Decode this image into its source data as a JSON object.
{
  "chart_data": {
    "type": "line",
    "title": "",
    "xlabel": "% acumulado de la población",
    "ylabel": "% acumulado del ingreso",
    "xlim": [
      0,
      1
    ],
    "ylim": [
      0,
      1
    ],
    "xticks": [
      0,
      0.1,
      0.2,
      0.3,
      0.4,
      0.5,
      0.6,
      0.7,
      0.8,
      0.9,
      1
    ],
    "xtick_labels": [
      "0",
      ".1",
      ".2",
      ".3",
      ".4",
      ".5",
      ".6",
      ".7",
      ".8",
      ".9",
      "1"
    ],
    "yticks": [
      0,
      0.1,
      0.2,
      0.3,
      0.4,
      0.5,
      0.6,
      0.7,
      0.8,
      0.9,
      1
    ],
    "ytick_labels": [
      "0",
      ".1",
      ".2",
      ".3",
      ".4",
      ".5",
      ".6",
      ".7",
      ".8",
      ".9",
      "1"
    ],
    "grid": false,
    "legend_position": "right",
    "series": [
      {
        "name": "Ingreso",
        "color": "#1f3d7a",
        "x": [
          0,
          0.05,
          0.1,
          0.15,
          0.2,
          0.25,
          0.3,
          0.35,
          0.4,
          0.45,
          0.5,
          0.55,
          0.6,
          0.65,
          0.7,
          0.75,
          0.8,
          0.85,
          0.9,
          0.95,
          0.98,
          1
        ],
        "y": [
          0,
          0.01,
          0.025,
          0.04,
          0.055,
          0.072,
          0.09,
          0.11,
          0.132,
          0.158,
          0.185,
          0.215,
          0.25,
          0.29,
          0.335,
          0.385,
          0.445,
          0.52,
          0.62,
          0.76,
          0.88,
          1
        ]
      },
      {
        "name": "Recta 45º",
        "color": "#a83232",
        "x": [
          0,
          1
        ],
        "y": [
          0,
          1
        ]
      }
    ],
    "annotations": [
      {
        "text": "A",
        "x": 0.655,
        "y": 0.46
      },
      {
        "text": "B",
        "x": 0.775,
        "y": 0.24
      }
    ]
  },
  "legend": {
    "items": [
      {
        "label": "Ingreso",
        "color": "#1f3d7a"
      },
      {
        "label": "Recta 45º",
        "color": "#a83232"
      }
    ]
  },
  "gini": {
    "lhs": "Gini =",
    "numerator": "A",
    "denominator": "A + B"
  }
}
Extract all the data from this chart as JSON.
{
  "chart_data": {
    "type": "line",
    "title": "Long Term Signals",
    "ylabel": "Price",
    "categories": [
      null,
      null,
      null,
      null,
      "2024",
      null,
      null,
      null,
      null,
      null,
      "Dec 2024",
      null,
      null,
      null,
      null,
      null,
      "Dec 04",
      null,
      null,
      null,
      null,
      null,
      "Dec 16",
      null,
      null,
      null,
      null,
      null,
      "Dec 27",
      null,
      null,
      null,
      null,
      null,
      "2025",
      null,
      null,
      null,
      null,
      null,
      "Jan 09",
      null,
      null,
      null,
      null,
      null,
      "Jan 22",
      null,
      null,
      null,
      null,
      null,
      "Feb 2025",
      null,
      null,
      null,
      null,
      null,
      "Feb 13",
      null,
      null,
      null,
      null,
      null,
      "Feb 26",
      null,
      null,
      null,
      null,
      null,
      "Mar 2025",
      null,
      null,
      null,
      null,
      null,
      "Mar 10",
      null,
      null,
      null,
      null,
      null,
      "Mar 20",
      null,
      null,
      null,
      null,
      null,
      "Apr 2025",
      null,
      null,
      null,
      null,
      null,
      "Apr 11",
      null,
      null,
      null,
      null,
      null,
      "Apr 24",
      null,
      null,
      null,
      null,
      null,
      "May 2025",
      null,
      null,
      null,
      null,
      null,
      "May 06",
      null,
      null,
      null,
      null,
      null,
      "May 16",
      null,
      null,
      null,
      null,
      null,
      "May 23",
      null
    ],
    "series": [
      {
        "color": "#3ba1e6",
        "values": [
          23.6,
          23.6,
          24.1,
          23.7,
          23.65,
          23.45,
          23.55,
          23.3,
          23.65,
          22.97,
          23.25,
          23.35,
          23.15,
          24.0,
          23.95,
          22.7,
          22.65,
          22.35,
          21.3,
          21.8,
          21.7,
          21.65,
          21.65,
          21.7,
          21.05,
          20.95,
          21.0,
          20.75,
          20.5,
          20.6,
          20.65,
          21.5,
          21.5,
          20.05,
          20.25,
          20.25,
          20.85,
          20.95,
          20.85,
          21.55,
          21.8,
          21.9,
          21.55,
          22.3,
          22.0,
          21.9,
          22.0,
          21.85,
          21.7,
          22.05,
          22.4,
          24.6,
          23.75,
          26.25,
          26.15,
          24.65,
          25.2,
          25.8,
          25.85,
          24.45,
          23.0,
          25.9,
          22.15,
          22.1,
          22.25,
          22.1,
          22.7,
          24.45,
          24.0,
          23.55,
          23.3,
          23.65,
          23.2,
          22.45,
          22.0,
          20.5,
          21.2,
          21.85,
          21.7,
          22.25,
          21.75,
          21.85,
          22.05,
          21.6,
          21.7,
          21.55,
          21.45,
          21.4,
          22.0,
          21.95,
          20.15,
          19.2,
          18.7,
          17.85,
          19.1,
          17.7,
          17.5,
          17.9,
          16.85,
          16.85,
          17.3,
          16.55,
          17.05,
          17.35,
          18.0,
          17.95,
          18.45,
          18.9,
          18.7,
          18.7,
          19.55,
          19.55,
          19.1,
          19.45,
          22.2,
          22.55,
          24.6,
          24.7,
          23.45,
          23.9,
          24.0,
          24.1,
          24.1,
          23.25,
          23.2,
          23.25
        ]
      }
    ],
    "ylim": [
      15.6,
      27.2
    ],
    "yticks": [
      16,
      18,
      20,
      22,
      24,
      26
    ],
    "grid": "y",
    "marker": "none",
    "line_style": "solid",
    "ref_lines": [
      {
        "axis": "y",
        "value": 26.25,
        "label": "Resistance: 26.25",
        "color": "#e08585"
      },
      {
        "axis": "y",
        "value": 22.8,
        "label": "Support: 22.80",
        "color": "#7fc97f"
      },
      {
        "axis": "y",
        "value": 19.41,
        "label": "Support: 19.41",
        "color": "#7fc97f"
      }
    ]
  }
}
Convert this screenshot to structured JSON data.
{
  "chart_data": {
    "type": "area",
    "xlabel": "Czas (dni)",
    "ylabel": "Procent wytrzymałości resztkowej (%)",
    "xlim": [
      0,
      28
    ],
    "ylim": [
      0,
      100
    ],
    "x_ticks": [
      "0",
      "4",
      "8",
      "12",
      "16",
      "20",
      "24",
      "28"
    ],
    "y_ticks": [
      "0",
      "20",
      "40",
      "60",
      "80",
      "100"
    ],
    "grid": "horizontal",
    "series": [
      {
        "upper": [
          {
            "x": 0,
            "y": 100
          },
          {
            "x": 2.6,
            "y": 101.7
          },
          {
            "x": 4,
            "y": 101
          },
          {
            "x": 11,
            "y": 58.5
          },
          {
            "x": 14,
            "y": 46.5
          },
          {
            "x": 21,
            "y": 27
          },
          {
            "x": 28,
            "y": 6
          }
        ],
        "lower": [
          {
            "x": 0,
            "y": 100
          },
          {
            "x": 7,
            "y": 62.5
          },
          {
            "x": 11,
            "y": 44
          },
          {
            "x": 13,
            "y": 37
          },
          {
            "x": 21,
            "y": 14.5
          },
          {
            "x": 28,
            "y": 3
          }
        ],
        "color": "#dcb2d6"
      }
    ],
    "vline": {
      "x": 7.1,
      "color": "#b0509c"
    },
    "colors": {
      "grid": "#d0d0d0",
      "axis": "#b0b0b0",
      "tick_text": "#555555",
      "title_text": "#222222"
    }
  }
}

--- What is being asked ---
Copy out each line of the data where the string "xlabel" appears.

--- Exercise output ---
    "xlabel": "% acumulado de la población",
    "xlabel": "Czas (dni)",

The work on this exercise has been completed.